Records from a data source
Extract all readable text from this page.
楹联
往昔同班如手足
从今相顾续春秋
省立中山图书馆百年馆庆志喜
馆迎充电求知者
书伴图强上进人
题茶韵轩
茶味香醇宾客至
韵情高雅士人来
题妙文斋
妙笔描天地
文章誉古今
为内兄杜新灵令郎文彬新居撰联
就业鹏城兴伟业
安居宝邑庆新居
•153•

--

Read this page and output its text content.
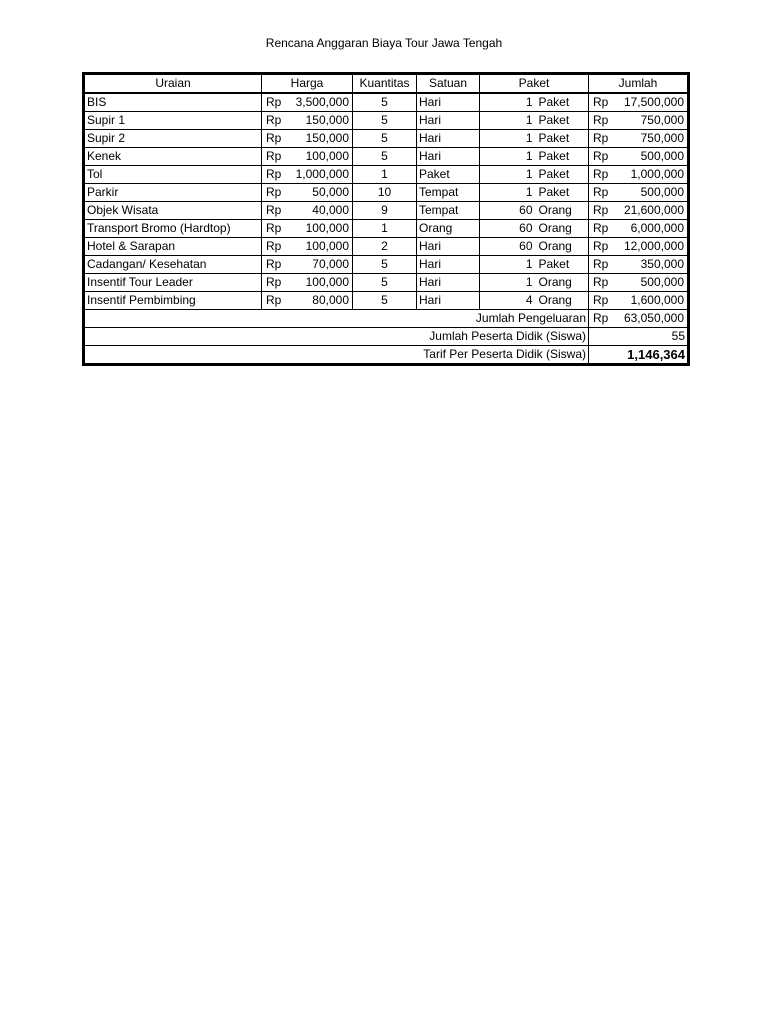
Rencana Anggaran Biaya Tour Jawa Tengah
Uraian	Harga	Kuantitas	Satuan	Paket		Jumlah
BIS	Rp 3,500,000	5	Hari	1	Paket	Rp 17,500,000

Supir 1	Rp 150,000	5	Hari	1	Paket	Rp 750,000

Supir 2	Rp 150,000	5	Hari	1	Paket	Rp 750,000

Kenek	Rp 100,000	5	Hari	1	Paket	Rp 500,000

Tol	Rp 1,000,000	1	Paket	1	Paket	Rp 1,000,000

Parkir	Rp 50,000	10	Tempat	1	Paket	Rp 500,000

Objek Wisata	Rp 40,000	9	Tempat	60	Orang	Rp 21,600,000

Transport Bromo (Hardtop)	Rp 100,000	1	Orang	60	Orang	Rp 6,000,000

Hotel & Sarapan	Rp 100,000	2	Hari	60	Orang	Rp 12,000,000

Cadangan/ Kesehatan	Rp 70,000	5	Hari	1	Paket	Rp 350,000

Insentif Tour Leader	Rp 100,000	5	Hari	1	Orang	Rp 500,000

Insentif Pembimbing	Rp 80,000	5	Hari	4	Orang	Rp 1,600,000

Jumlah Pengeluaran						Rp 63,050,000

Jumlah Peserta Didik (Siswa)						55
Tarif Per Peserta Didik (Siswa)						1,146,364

● **YOUR INSTRUCTIONS**: Check each line of the records for "Insentif" and copy the ones that contain it.

● **EXPECTED ANSWER**:
Insentif Tour Leader	Rp 100,000	5	Hari	1	Orang	Rp 500,000
Insentif Pembimbing	Rp 80,000	5	Hari	4	Orang	Rp 1,600,000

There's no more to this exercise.